MATERIAL:
----------
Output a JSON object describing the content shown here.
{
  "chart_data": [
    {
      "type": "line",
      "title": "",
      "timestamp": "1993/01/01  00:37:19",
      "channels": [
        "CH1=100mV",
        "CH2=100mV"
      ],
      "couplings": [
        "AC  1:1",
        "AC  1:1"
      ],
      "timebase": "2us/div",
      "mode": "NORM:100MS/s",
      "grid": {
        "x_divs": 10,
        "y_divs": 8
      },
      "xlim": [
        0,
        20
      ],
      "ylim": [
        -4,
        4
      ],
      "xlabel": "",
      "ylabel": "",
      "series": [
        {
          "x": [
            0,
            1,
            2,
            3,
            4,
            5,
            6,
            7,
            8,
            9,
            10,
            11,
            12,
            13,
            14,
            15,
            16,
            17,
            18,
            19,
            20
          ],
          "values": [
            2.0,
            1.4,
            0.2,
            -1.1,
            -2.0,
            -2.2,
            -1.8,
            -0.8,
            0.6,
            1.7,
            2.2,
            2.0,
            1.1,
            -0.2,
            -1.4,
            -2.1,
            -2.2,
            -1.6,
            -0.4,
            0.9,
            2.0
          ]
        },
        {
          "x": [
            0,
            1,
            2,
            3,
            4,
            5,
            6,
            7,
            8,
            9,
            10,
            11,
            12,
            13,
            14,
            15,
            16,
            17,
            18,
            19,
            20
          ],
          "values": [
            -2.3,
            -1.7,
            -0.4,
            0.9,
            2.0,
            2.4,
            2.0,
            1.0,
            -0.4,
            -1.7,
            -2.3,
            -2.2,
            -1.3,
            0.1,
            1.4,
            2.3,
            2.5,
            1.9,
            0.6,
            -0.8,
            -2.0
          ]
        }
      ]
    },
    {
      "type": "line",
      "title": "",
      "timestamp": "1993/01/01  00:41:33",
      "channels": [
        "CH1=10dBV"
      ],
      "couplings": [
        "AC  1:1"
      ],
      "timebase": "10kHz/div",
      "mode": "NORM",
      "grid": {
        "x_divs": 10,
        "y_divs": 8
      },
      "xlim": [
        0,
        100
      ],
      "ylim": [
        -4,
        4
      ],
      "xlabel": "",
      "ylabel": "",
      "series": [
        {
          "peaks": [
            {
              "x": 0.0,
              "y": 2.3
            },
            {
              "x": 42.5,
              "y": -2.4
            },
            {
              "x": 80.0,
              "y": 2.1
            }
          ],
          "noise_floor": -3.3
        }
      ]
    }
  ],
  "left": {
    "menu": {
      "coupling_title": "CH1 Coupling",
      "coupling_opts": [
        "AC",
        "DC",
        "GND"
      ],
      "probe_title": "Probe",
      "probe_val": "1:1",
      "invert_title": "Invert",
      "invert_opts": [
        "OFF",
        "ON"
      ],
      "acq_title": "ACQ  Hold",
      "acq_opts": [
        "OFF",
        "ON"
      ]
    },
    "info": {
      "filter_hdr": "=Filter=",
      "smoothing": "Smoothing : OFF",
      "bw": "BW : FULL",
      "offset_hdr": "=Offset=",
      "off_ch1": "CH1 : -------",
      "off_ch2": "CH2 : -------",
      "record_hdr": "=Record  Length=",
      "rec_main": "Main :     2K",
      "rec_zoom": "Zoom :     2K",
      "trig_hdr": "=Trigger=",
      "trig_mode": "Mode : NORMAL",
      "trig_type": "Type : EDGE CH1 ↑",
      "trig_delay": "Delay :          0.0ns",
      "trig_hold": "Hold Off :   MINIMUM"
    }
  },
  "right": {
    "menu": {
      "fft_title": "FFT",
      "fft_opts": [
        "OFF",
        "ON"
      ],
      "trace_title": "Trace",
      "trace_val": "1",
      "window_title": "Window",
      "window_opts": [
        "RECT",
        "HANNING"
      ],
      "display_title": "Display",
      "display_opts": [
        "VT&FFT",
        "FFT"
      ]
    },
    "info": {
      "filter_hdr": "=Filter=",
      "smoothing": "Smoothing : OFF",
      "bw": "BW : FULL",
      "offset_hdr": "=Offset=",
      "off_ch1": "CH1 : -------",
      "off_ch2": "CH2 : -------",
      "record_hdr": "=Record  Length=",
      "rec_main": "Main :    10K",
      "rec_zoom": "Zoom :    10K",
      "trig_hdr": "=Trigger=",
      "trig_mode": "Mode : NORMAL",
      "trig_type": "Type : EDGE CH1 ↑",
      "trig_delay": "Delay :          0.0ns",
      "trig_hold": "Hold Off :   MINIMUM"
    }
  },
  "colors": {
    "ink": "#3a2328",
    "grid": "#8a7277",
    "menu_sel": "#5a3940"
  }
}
----------
Using the listing above, retype each line exactly.

Output a JSON object describing the content shown here.
{
  "chart_data": [
    {
      "type": "line",
      "title": "",
      "timestamp": "1993/01/01  00:37:19",
      "channels": [
        "CH1=100mV",
        "CH2=100mV"
      ],
      "couplings": [
        "AC  1:1",
        "AC  1:1"
      ],
      "timebase": "2us/div",
      "mode": "NORM:100MS/s",
      "grid": {
        "x_divs": 10,
        "y_divs": 8
      },
      "xlim": [
        0,
        20
      ],
      "ylim": [
        -4,
        4
      ],
      "xlabel": "",
      "ylabel": "",
      "series": [
        {
          "x": [
            0,
            1,
            2,
            3,
            4,
            5,
            6,
            7,
            8,
            9,
            10,
            11,
            12,
            13,
            14,
            15,
            16,
            17,
            18,
            19,
            20
          ],
          "values": [
            2.0,
            1.4,
            0.2,
            -1.1,
            -2.0,
            -2.2,
            -1.8,
            -0.8,
            0.6,
            1.7,
            2.2,
            2.0,
            1.1,
            -0.2,
            -1.4,
            -2.1,
            -2.2,
            -1.6,
            -0.4,
            0.9,
            2.0
          ]
        },
        {
          "x": [
            0,
            1,
            2,
            3,
            4,
            5,
            6,
            7,
            8,
            9,
            10,
            11,
            12,
            13,
            14,
            15,
            16,
            17,
            18,
            19,
            20
          ],
          "values": [
            -2.3,
            -1.7,
            -0.4,
            0.9,
            2.0,
            2.4,
            2.0,
            1.0,
            -0.4,
            -1.7,
            -2.3,
            -2.2,
            -1.3,
            0.1,
            1.4,
            2.3,
            2.5,
            1.9,
            0.6,
            -0.8,
            -2.0
          ]
        }
      ]
    },
    {
      "type": "line",
      "title": "",
      "timestamp": "1993/01/01  00:41:33",
      "channels": [
        "CH1=10dBV"
      ],
      "couplings": [
        "AC  1:1"
      ],
      "timebase": "10kHz/div",
      "mode": "NORM",
      "grid": {
        "x_divs": 10,
        "y_divs": 8
      },
      "xlim": [
        0,
        100
      ],
      "ylim": [
        -4,
        4
      ],
      "xlabel": "",
      "ylabel": "",
      "series": [
        {
          "peaks": [
            {
              "x": 0.0,
              "y": 2.3
            },
            {
              "x": 42.5,
              "y": -2.4
            },
            {
              "x": 80.0,
              "y": 2.1
            }
          ],
          "noise_floor": -3.3
        }
      ]
    }
  ],
  "left": {
    "menu": {
      "coupling_title": "CH1 Coupling",
      "coupling_opts": [
        "AC",
        "DC",
        "GND"
      ],
      "probe_title": "Probe",
      "probe_val": "1:1",
      "invert_title": "Invert",
      "invert_opts": [
        "OFF",
        "ON"
      ],
      "acq_title": "ACQ  Hold",
      "acq_opts": [
        "OFF",
        "ON"
      ]
    },
    "info": {
      "filter_hdr": "=Filter=",
      "smoothing": "Smoothing : OFF",
      "bw": "BW : FULL",
      "offset_hdr": "=Offset=",
      "off_ch1": "CH1 : -------",
      "off_ch2": "CH2 : -------",
      "record_hdr": "=Record  Length=",
      "rec_main": "Main :     2K",
      "rec_zoom": "Zoom :     2K",
      "trig_hdr": "=Trigger=",
      "trig_mode": "Mode : NORMAL",
      "trig_type": "Type : EDGE CH1 ↑",
      "trig_delay": "Delay :          0.0ns",
      "trig_hold": "Hold Off :   MINIMUM"
    }
  },
  "right": {
    "menu": {
      "fft_title": "FFT",
      "fft_opts": [
        "OFF",
        "ON"
      ],
      "trace_title": "Trace",
      "trace_val": "1",
      "window_title": "Window",
      "window_opts": [
        "RECT",
        "HANNING"
      ],
      "display_title": "Display",
      "display_opts": [
        "VT&FFT",
        "FFT"
      ]
    },
    "info": {
      "filter_hdr": "=Filter=",
      "smoothing": "Smoothing : OFF",
      "bw": "BW : FULL",
      "offset_hdr": "=Offset=",
      "off_ch1": "CH1 : -------",
      "off_ch2": "CH2 : -------",
      "record_hdr": "=Record  Length=",
      "rec_main": "Main :    10K",
      "rec_zoom": "Zoom :    10K",
      "trig_hdr": "=Trigger=",
      "trig_mode": "Mode : NORMAL",
      "trig_type": "Type : EDGE CH1 ↑",
      "trig_delay": "Delay :          0.0ns",
      "trig_hold": "Hold Off :   MINIMUM"
    }
  },
  "colors": {
    "ink": "#3a2328",
    "grid": "#8a7277",
    "menu_sel": "#5a3940"
  }
}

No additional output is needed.